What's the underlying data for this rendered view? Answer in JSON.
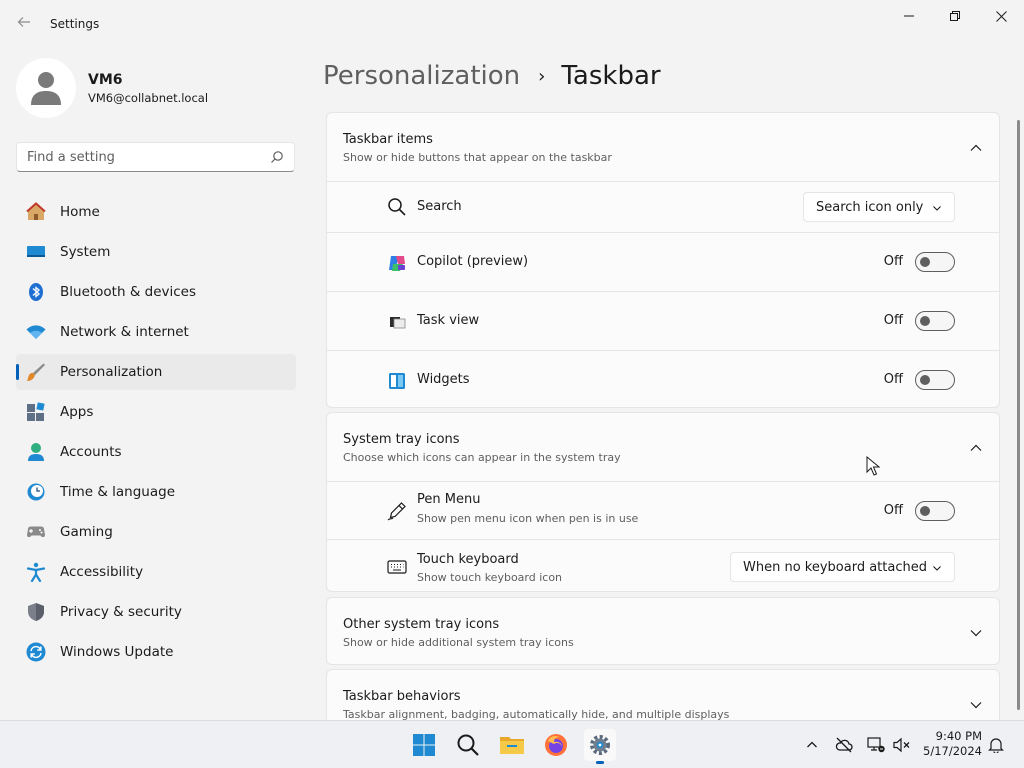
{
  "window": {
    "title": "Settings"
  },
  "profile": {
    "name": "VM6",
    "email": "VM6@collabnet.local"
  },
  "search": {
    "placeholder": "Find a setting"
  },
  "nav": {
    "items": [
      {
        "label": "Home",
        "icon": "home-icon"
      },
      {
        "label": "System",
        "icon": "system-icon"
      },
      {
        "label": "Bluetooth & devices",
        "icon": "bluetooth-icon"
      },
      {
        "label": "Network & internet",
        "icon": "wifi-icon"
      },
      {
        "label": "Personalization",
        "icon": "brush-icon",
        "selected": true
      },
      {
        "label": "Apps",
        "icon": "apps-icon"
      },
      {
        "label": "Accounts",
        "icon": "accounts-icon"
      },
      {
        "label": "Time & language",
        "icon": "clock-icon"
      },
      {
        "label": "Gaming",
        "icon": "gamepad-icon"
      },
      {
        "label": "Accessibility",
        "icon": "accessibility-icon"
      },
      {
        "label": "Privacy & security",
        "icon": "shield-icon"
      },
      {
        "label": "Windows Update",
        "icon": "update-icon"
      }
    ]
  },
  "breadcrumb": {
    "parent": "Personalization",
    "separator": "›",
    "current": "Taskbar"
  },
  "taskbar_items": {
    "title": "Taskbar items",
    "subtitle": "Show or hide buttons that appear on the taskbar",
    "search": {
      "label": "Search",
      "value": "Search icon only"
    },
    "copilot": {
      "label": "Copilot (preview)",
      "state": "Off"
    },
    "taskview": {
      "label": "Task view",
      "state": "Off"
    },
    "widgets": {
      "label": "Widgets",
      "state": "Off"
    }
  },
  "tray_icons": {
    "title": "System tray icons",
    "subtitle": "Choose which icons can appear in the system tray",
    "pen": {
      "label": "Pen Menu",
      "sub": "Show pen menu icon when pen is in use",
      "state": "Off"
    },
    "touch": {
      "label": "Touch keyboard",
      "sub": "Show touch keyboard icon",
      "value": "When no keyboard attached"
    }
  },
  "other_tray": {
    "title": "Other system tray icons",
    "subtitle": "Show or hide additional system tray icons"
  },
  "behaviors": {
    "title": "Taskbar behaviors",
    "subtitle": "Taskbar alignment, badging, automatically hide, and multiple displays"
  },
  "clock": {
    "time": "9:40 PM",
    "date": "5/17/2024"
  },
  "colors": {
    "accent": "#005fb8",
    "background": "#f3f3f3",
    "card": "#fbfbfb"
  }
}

_Written instruction_: From the listing above, report the number of lines containing the string "appear", without any accompanying remarks.

_Task result_: 2